§ **INFORMATION SHOWN**:
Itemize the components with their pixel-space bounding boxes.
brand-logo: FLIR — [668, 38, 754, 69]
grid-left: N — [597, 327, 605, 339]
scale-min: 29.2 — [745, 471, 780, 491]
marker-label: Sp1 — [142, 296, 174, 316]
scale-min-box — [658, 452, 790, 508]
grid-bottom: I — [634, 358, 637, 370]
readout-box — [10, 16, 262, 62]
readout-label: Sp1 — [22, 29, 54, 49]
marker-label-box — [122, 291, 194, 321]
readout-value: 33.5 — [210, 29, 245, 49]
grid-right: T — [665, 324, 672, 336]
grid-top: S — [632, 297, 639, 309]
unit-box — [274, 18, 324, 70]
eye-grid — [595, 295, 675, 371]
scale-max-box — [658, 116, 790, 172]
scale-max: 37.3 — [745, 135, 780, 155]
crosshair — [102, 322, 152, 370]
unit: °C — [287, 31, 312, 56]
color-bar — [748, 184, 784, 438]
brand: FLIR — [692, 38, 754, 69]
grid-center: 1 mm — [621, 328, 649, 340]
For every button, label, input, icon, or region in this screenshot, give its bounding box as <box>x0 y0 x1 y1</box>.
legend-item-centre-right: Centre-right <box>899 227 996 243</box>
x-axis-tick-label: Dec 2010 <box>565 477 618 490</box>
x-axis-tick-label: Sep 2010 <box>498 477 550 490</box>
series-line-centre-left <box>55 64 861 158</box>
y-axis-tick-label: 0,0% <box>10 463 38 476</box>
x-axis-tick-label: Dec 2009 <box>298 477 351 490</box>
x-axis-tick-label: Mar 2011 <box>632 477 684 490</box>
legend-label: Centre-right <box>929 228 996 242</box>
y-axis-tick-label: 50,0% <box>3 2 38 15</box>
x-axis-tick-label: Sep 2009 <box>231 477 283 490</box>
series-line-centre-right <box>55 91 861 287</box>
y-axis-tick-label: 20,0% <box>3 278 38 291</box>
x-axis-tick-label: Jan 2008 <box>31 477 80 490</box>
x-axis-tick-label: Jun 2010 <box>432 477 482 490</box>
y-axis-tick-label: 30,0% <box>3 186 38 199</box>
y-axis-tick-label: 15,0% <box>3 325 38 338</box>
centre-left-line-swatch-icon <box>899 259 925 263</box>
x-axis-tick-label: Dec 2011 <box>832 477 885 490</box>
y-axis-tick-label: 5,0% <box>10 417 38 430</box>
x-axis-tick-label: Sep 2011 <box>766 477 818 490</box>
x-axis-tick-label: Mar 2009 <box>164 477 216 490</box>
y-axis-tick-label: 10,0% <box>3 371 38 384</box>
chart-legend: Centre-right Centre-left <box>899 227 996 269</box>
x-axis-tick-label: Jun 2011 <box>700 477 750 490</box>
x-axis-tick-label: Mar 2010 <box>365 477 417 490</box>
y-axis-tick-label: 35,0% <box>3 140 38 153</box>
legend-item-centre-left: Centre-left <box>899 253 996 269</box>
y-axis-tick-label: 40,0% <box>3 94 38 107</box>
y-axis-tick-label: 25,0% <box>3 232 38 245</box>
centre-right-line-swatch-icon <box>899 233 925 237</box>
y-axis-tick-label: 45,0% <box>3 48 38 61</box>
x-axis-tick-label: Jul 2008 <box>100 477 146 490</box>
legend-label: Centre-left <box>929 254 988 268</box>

* * *

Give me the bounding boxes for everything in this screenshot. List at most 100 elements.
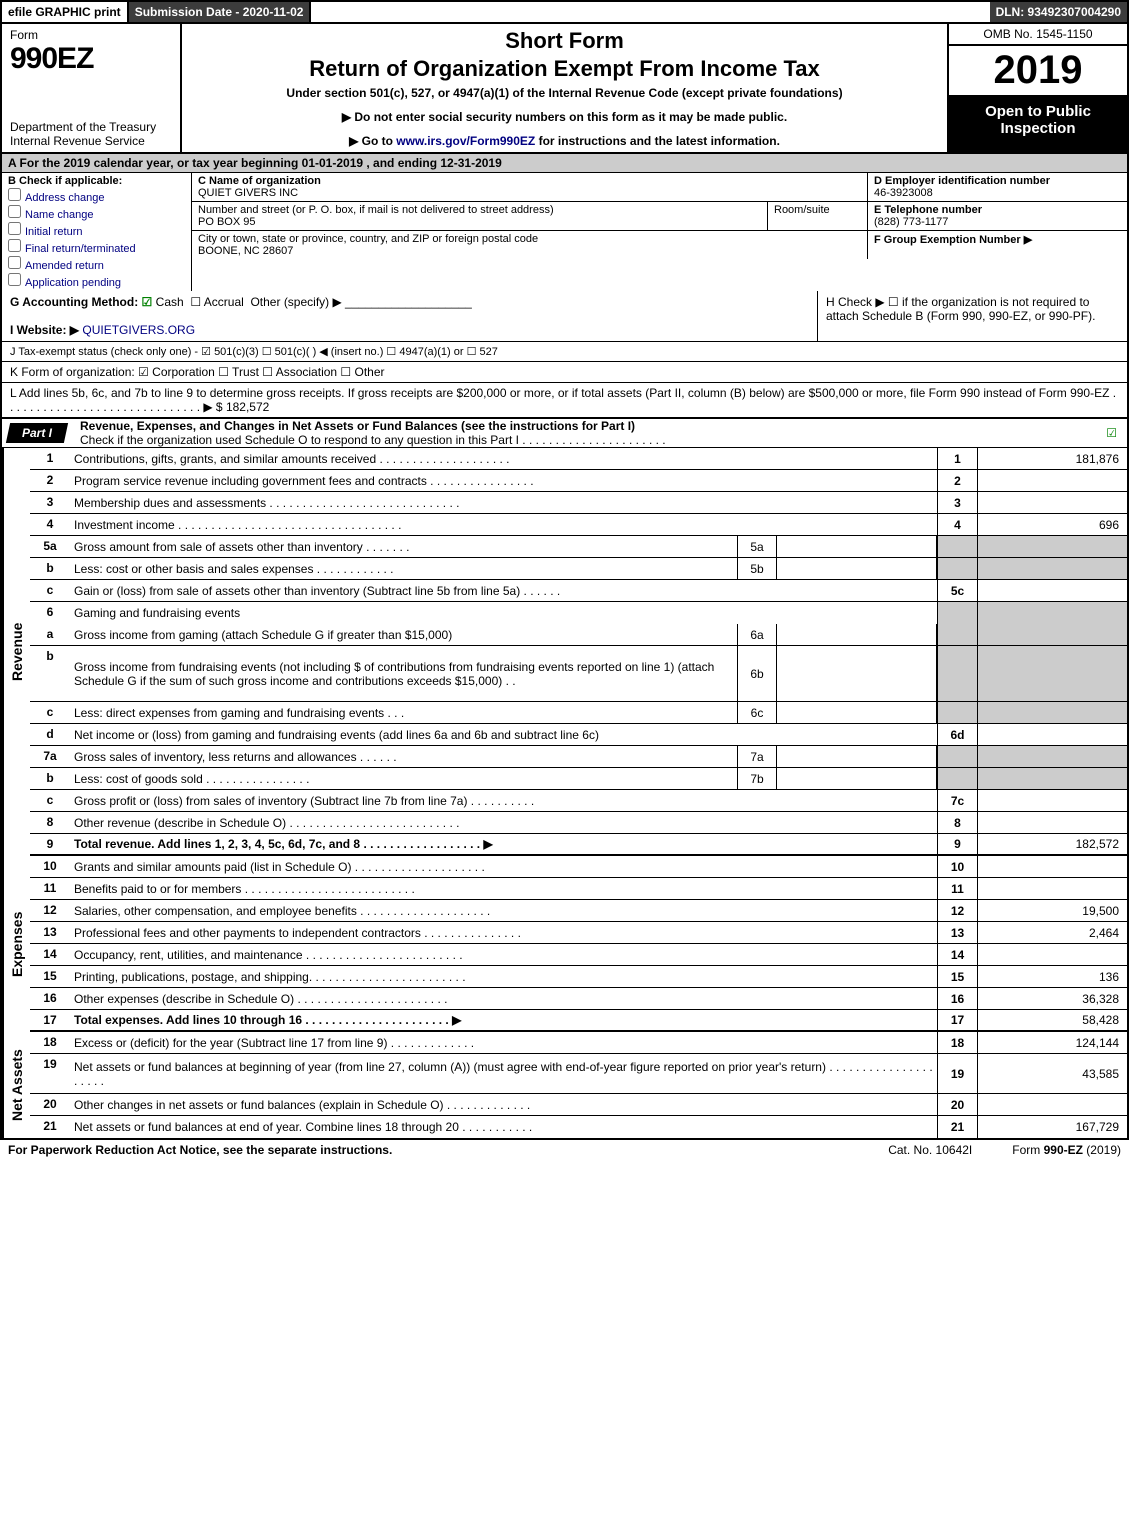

§ **PROMPT**:
Reproduce verbatim the lines of the records above, starting with the line containing "Itemize the components" and ending with the line containing "scale-min-box — [658, 452, 790, 508]", including both of those lines.

§ **RESULT OF THIS EXERCISE**:
Itemize the components with their pixel-space bounding boxes.
brand-logo: FLIR — [668, 38, 754, 69]
grid-left: N — [597, 327, 605, 339]
scale-min: 29.2 — [745, 471, 780, 491]
marker-label: Sp1 — [142, 296, 174, 316]
scale-min-box — [658, 452, 790, 508]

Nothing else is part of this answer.